Dataset records:

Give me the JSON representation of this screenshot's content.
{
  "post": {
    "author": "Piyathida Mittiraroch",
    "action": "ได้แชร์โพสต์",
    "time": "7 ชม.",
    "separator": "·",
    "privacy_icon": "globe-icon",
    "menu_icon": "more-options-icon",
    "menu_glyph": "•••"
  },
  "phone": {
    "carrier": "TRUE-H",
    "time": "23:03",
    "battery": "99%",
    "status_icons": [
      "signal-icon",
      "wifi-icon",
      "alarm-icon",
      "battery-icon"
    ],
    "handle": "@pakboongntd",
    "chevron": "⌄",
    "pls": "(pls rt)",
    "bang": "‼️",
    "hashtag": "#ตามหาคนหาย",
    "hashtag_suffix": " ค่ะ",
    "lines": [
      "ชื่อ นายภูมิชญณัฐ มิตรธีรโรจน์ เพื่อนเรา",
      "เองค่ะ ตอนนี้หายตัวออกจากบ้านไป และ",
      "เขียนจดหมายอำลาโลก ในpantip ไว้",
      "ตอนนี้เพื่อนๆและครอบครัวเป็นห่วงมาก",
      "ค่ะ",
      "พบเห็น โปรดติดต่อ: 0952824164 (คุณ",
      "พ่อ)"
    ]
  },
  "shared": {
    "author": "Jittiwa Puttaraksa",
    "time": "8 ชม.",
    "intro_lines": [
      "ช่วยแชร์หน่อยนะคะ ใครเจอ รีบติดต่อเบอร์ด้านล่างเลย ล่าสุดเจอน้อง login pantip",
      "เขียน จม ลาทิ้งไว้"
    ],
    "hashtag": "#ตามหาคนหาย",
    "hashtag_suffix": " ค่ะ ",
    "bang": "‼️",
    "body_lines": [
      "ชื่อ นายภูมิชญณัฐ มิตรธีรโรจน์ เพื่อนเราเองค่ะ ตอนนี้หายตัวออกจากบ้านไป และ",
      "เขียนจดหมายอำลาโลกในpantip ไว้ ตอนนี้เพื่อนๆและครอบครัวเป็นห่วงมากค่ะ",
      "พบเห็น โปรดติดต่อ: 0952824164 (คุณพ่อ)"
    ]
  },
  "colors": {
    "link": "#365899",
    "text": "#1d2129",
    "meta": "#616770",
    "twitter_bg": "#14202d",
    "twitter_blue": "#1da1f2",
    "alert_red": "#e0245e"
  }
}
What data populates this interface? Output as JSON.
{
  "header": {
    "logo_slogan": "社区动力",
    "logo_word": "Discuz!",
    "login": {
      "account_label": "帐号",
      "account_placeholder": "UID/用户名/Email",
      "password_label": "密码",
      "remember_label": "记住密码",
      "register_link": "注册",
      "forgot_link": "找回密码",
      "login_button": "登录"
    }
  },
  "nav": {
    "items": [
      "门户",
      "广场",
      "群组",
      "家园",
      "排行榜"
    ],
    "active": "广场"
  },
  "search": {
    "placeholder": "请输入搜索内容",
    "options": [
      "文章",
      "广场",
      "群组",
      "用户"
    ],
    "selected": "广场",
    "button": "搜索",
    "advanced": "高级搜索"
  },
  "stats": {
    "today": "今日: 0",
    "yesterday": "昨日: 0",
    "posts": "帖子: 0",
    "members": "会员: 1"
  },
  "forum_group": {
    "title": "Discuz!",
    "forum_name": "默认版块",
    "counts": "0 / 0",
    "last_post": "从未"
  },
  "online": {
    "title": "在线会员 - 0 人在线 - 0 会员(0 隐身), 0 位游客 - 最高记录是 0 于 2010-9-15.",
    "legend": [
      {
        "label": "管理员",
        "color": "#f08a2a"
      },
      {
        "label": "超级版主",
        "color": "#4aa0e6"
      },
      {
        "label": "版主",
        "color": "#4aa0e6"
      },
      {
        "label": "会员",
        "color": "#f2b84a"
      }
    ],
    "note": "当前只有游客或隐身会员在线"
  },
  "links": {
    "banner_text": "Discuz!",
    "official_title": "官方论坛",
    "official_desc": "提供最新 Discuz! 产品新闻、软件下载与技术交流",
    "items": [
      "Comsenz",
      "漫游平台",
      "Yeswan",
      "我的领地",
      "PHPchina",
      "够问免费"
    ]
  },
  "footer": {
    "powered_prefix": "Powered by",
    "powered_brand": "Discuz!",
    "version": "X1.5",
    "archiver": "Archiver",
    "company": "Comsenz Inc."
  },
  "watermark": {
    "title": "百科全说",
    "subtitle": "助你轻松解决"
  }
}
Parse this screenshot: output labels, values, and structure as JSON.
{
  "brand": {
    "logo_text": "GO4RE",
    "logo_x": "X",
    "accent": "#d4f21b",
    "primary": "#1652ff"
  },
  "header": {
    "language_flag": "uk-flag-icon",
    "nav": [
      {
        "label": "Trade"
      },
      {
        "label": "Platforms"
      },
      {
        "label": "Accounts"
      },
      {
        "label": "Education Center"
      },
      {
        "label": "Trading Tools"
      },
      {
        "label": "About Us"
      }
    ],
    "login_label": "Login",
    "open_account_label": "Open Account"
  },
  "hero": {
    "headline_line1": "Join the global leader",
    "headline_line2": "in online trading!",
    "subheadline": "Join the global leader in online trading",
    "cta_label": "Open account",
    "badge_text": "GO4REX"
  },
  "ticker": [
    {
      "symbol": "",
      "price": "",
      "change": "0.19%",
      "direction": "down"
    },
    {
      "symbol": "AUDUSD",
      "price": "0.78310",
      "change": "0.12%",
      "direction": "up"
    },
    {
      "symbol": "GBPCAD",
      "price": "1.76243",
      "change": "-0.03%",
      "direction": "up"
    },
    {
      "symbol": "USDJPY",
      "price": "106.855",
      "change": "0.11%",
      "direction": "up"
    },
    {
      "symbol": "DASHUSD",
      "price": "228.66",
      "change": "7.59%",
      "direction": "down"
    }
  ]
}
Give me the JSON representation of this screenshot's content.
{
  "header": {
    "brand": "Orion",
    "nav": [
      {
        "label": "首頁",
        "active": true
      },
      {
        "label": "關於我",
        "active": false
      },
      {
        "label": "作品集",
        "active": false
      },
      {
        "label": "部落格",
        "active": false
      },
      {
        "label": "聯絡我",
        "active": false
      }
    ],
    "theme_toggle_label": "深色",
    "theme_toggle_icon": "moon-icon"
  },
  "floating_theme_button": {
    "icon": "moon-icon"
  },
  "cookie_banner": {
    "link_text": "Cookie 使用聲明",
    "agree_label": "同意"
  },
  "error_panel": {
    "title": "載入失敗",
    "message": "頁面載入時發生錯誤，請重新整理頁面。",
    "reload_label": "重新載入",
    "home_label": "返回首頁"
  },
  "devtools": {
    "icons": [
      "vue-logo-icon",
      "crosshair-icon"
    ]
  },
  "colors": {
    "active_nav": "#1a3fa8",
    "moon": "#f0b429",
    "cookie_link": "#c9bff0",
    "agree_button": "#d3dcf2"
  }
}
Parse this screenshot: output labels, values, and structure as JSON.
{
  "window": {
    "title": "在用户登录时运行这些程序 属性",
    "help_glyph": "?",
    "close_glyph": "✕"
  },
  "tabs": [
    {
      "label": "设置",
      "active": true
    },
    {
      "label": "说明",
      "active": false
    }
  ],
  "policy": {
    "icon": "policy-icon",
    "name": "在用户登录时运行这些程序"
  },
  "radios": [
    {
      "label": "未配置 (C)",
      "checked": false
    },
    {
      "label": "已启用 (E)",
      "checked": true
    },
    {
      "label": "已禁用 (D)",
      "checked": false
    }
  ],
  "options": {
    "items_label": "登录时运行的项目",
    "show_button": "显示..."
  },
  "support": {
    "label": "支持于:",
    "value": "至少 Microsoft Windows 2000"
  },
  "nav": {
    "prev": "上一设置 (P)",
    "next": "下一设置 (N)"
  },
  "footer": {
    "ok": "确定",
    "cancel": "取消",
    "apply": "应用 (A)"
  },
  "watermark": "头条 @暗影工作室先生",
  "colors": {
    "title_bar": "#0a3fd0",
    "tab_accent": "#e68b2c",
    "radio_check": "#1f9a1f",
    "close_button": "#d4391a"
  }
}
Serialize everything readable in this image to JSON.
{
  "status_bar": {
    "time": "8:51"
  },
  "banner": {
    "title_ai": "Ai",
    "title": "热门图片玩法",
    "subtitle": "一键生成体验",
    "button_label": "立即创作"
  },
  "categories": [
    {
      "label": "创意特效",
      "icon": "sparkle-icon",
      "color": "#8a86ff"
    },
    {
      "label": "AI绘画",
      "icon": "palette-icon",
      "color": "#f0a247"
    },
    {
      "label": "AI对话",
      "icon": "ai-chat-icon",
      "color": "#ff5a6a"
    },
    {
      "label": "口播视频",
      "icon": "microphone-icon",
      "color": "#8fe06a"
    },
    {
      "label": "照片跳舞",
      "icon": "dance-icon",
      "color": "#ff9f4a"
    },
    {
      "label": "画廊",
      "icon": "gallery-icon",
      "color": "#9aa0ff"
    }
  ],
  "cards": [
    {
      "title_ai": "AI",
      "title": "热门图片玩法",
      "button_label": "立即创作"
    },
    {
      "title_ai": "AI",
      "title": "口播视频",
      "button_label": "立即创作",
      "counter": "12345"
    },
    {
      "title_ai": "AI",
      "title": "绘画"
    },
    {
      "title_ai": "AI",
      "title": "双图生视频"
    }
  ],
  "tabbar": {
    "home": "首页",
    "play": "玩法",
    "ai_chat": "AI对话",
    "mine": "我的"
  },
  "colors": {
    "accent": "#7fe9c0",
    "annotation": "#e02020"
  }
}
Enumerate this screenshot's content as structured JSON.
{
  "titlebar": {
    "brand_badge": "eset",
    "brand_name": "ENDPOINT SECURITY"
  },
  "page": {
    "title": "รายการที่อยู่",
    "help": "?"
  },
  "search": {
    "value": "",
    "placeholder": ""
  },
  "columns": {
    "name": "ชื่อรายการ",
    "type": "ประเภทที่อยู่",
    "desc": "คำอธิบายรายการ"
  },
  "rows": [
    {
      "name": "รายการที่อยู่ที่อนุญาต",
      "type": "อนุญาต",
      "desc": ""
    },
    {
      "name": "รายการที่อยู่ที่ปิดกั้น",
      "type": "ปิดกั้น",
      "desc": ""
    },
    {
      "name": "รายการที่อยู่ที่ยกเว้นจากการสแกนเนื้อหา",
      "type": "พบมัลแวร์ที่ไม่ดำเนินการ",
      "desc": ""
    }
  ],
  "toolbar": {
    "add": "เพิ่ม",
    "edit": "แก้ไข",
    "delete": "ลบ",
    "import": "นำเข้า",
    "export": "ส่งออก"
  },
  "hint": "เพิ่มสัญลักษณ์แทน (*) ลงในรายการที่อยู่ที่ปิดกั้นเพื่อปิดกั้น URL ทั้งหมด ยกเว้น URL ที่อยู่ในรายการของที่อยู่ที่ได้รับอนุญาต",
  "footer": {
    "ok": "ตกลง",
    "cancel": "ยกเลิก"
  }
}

Stated problem: Look through the entries and work out how many lines have the word "price" in them; reply with that number only.

Written solution: 5